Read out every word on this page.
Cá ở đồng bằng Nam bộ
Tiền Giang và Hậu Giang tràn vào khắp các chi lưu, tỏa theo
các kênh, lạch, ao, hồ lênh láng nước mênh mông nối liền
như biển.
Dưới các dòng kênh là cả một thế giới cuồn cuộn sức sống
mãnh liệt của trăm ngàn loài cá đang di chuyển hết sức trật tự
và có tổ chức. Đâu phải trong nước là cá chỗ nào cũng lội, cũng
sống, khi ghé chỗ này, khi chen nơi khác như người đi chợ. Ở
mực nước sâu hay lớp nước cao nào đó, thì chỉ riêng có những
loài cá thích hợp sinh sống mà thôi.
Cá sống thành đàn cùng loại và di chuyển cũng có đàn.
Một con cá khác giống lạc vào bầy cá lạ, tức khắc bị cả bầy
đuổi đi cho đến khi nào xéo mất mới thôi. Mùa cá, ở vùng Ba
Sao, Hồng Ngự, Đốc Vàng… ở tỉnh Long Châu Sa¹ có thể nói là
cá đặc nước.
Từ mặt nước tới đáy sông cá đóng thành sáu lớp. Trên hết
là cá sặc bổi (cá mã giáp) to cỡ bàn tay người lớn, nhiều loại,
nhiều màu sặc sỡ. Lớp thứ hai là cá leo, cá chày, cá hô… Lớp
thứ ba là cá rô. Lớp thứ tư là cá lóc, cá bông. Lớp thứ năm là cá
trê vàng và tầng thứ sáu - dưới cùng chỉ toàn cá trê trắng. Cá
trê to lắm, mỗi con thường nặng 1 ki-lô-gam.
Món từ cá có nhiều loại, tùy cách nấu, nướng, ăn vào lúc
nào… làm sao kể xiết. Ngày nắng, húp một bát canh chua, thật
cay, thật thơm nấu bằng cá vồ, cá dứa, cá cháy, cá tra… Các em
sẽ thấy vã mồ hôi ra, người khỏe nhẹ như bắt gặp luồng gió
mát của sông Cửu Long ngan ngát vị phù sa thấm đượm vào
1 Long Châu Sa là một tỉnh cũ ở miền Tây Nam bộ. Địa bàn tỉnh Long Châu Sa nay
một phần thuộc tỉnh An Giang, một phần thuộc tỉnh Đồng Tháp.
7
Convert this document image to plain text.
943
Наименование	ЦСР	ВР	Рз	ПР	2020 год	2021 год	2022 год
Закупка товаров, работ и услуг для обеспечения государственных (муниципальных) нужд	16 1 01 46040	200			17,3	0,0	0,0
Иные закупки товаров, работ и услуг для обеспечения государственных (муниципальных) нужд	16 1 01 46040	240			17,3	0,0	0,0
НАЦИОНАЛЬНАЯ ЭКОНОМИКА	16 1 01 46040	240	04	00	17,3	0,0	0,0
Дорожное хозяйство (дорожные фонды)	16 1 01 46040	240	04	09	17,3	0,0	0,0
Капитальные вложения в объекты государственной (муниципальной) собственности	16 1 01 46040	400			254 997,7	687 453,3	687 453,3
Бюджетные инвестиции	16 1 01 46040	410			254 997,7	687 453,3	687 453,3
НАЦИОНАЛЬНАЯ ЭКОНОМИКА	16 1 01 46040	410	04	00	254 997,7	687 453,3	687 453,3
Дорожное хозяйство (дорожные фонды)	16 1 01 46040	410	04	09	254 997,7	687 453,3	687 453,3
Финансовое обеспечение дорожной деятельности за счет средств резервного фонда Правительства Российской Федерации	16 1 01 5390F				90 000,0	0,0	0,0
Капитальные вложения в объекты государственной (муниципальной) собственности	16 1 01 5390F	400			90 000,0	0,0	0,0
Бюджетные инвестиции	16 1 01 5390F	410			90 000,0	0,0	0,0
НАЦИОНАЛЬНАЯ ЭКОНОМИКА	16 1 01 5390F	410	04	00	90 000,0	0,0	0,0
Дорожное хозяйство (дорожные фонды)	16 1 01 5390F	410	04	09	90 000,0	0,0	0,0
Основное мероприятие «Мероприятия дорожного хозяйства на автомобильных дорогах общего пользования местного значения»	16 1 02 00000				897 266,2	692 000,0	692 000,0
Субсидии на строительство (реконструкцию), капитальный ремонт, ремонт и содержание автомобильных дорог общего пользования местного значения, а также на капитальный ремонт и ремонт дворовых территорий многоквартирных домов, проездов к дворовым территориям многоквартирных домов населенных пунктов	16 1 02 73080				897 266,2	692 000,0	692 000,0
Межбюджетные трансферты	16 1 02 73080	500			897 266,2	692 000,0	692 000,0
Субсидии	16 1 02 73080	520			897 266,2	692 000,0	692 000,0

==========

Requirement: Extract every line from the one containing "Convert this document image to plain text." through the last line of the data, inclusive, exactly as written.

Finished task:
Convert this document image to plain text.
943
Наименование	ЦСР	ВР	Рз	ПР	2020 год	2021 год	2022 год
Закупка товаров, работ и услуг для обеспечения государственных (муниципальных) нужд	16 1 01 46040	200			17,3	0,0	0,0
Иные закупки товаров, работ и услуг для обеспечения государственных (муниципальных) нужд	16 1 01 46040	240			17,3	0,0	0,0
НАЦИОНАЛЬНАЯ ЭКОНОМИКА	16 1 01 46040	240	04	00	17,3	0,0	0,0
Дорожное хозяйство (дорожные фонды)	16 1 01 46040	240	04	09	17,3	0,0	0,0
Капитальные вложения в объекты государственной (муниципальной) собственности	16 1 01 46040	400			254 997,7	687 453,3	687 453,3
Бюджетные инвестиции	16 1 01 46040	410			254 997,7	687 453,3	687 453,3
НАЦИОНАЛЬНАЯ ЭКОНОМИКА	16 1 01 46040	410	04	00	254 997,7	687 453,3	687 453,3
Дорожное хозяйство (дорожные фонды)	16 1 01 46040	410	04	09	254 997,7	687 453,3	687 453,3
Финансовое обеспечение дорожной деятельности за счет средств резервного фонда Правительства Российской Федерации	16 1 01 5390F				90 000,0	0,0	0,0
Капитальные вложения в объекты государственной (муниципальной) собственности	16 1 01 5390F	400			90 000,0	0,0	0,0
Бюджетные инвестиции	16 1 01 5390F	410			90 000,0	0,0	0,0
НАЦИОНАЛЬНАЯ ЭКОНОМИКА	16 1 01 5390F	410	04	00	90 000,0	0,0	0,0
Дорожное хозяйство (дорожные фонды)	16 1 01 5390F	410	04	09	90 000,0	0,0	0,0
Основное мероприятие «Мероприятия дорожного хозяйства на автомобильных дорогах общего пользования местного значения»	16 1 02 00000				897 266,2	692 000,0	692 000,0
Субсидии на строительство (реконструкцию), капитальный ремонт, ремонт и содержание автомобильных дорог общего пользования местного значения, а также на капитальный ремонт и ремонт дворовых территорий многоквартирных домов, проездов к дворовым территориям многоквартирных домов населенных пунктов	16 1 02 73080				897 266,2	692 000,0	692 000,0
Межбюджетные трансферты	16 1 02 73080	500			897 266,2	692 000,0	692 000,0
Субсидии	16 1 02 73080	520			897 266,2	692 000,0	692 000,0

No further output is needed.